■ Dataset rows:
+--
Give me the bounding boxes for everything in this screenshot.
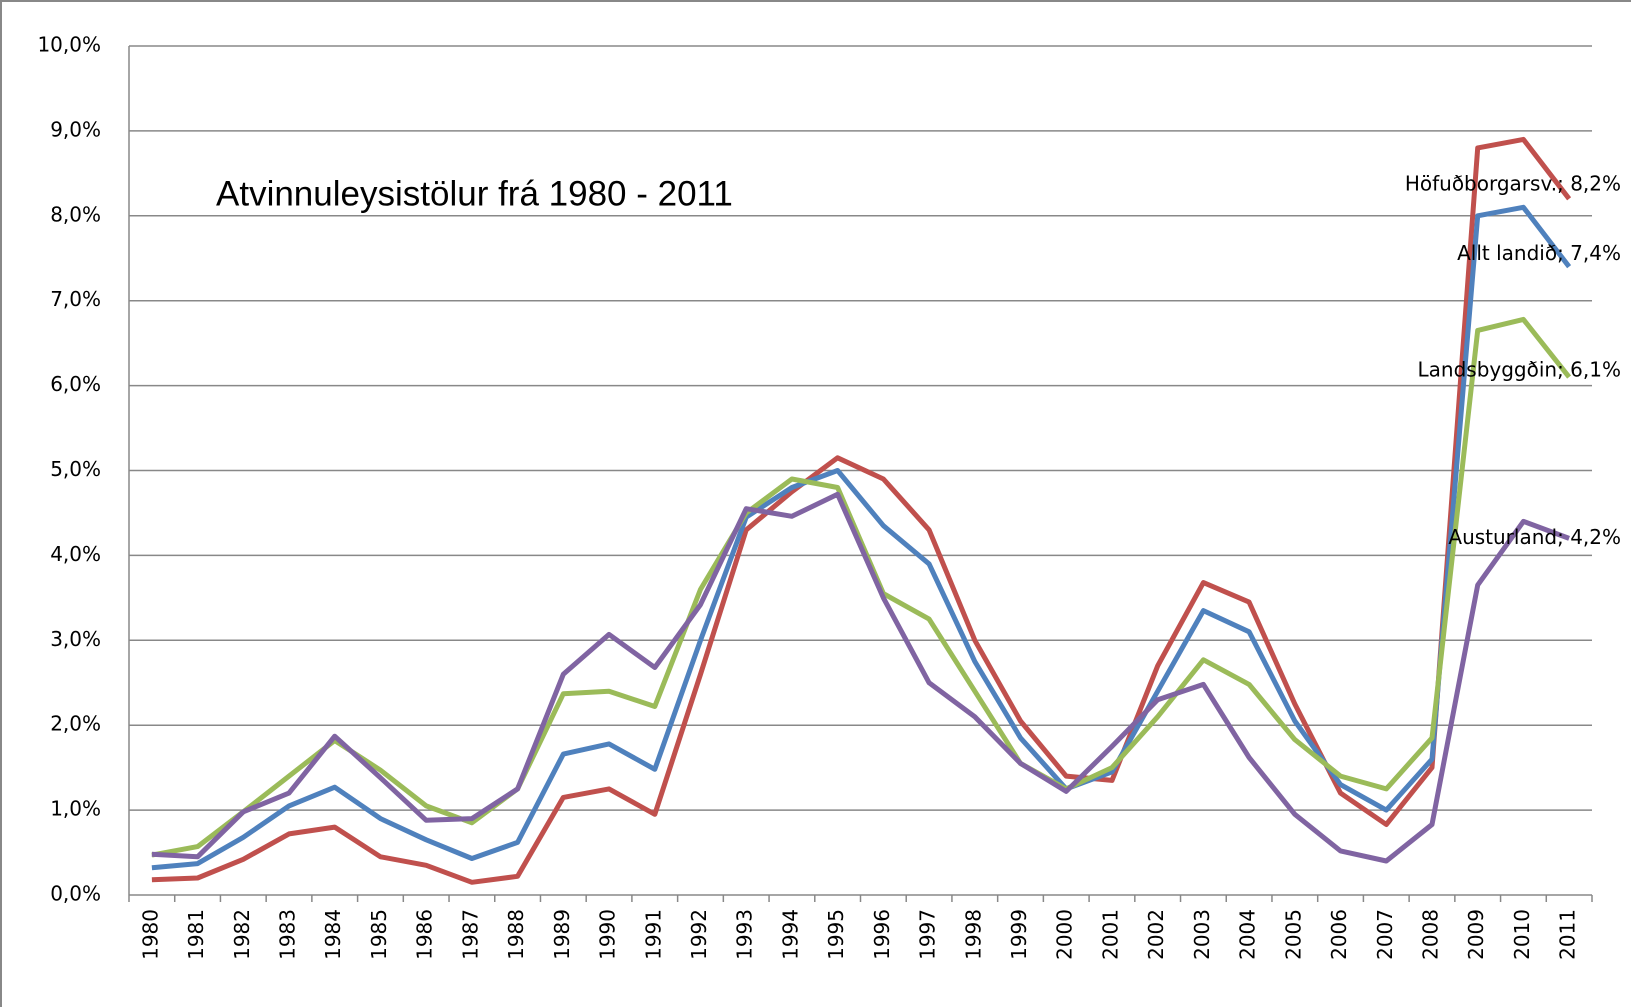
y-tick-label: 8,0% (50, 202, 101, 226)
y-tick-label: 4,0% (50, 542, 101, 566)
x-tick-label: 1996 (870, 909, 894, 960)
y-tick-label: 0,0% (50, 882, 101, 906)
x-tick-label: 1995 (824, 909, 848, 960)
x-tick-label: 2011 (1556, 909, 1580, 960)
x-tick-label: 2001 (1098, 909, 1122, 960)
x-tick-label: 1997 (916, 909, 940, 960)
data-label: Höfuðborgarsv.; 8,2% (1405, 171, 1621, 195)
data-label: Allt landið; 7,4% (1457, 241, 1621, 265)
series-line (151, 204, 1572, 871)
x-tick-label: 1993 (733, 909, 757, 960)
x-tick-label: 2005 (1281, 909, 1305, 960)
y-tick-label: 7,0% (50, 287, 101, 311)
x-tick-label: 2008 (1418, 909, 1442, 960)
y-tick-label: 6,0% (50, 372, 101, 396)
x-tick-label: 1984 (321, 909, 345, 960)
chart-title: Atvinnuleysistölur frá 1980 - 2011 (216, 174, 733, 213)
x-tick-label: 1988 (504, 909, 528, 960)
x-tick-label: 2003 (1190, 909, 1214, 960)
x-tick-label: 1994 (778, 909, 802, 960)
x-tick-label: 2002 (1144, 909, 1168, 960)
y-tick-label: 3,0% (50, 627, 101, 651)
x-tick-label: 1999 (1007, 909, 1031, 960)
x-tick-label: 1991 (641, 909, 665, 960)
x-tick-label: 1986 (413, 909, 437, 960)
y-tick-label: 1,0% (50, 797, 101, 821)
y-tick-label: 9,0% (50, 117, 101, 141)
x-tick-label: 1983 (276, 909, 300, 960)
x-tick-label: 2004 (1236, 909, 1260, 960)
x-tick-label: 2000 (1053, 909, 1077, 960)
data-label: Landsbyggðin; 6,1% (1418, 358, 1622, 382)
y-tick-label: 2,0% (50, 712, 101, 736)
y-tick-label: 5,0% (50, 457, 101, 481)
x-tick-label: 1989 (550, 909, 574, 960)
series-line (151, 316, 1572, 858)
x-tick-label: 1990 (596, 909, 620, 960)
x-tick-label: 2010 (1510, 909, 1534, 960)
data-label: Austurland; 4,2% (1448, 525, 1621, 549)
series-line (151, 136, 1572, 885)
x-tick-label: 2006 (1327, 909, 1351, 960)
x-tick-label: 1980 (138, 909, 162, 960)
y-tick-label: 10,0% (37, 33, 101, 57)
x-tick-label: 1982 (230, 909, 254, 960)
series-line (151, 491, 1570, 864)
x-tick-label: 1981 (184, 909, 208, 960)
x-tick-label: 1987 (458, 909, 482, 960)
x-tick-label: 1992 (687, 909, 711, 960)
x-tick-label: 2007 (1373, 909, 1397, 960)
x-tick-label: 2009 (1464, 909, 1488, 960)
x-tick-label: 1998 (961, 909, 985, 960)
x-tick-label: 1985 (367, 909, 391, 960)
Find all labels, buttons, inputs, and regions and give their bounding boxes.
+--
■ Task brief: Recast all of the data above as a Markdown table with two columns, No. and Entry, giving each line its own numbered row. Omit blank lines and pictures.

■ Expected answer:
| No. | Entry |
|---|---|
| 1 | Give me the bounding boxes for everything in this screenshot. |
| 2 | y-tick-label: 8,0% (50, 202, 101, 226) |
| 3 | y-tick-label: 4,0% (50, 542, 101, 566) |
| 4 | x-tick-label: 1996 (870, 909, 894, 960) |
| 5 | y-tick-label: 0,0% (50, 882, 101, 906) |
| 6 | x-tick-label: 1995 (824, 909, 848, 960) |
| 7 | x-tick-label: 2011 (1556, 909, 1580, 960) |
| 8 | x-tick-label: 2001 (1098, 909, 1122, 960) |
| 9 | x-tick-label: 1997 (916, 909, 940, 960) |
| 10 | data-label: Höfuðborgarsv.; 8,2% (1405, 171, 1621, 195) |
| 11 | data-label: Allt landið; 7,4% (1457, 241, 1621, 265) |
| 12 | series-line (151, 204, 1572, 871) |
| 13 | x-tick-label: 1993 (733, 909, 757, 960) |
| 14 | x-tick-label: 2005 (1281, 909, 1305, 960) |
| 15 | y-tick-label: 7,0% (50, 287, 101, 311) |
| 16 | x-tick-label: 2008 (1418, 909, 1442, 960) |
| 17 | y-tick-label: 6,0% (50, 372, 101, 396) |
| 18 | x-tick-label: 1984 (321, 909, 345, 960) |
| 19 | chart-title: Atvinnuleysistölur frá 1980 - 2011 (216, 174, 733, 213) |
| 20 | x-tick-label: 1988 (504, 909, 528, 960) |
| 21 | x-tick-label: 2003 (1190, 909, 1214, 960) |
| 22 | x-tick-label: 1994 (778, 909, 802, 960) |
| 23 | x-tick-label: 2002 (1144, 909, 1168, 960) |
| 24 | y-tick-label: 3,0% (50, 627, 101, 651) |
| 25 | x-tick-label: 1999 (1007, 909, 1031, 960) |
| 26 | x-tick-label: 1991 (641, 909, 665, 960) |
| 27 | x-tick-label: 1986 (413, 909, 437, 960) |
| 28 | y-tick-label: 1,0% (50, 797, 101, 821) |
| 29 | y-tick-label: 9,0% (50, 117, 101, 141) |
| 30 | x-tick-label: 1983 (276, 909, 300, 960) |
| 31 | x-tick-label: 2004 (1236, 909, 1260, 960) |
| 32 | x-tick-label: 2000 (1053, 909, 1077, 960) |
| 33 | data-label: Landsbyggðin; 6,1% (1418, 358, 1622, 382) |
| 34 | y-tick-label: 2,0% (50, 712, 101, 736) |
| 35 | y-tick-label: 5,0% (50, 457, 101, 481) |
| 36 | x-tick-label: 1989 (550, 909, 574, 960) |
| 37 | series-line (151, 316, 1572, 858) |
| 38 | x-tick-label: 1990 (596, 909, 620, 960) |
| 39 | x-tick-label: 2010 (1510, 909, 1534, 960) |
| 40 | data-label: Austurland; 4,2% (1448, 525, 1621, 549) |
| 41 | series-line (151, 136, 1572, 885) |
| 42 | x-tick-label: 2006 (1327, 909, 1351, 960) |
| 43 | x-tick-label: 1980 (138, 909, 162, 960) |
| 44 | y-tick-label: 10,0% (37, 33, 101, 57) |
| 45 | x-tick-label: 1982 (230, 909, 254, 960) |
| 46 | series-line (151, 491, 1570, 864) |
| 47 | x-tick-label: 1981 (184, 909, 208, 960) |
| 48 | x-tick-label: 1987 (458, 909, 482, 960) |
| 49 | x-tick-label: 1992 (687, 909, 711, 960) |
| 50 | x-tick-label: 2007 (1373, 909, 1397, 960) |
| 51 | x-tick-label: 2009 (1464, 909, 1488, 960) |
| 52 | x-tick-label: 1998 (961, 909, 985, 960) |
| 53 | x-tick-label: 1985 (367, 909, 391, 960) |
| 54 | Find all labels, buttons, inputs, and regions and give their bounding boxes. |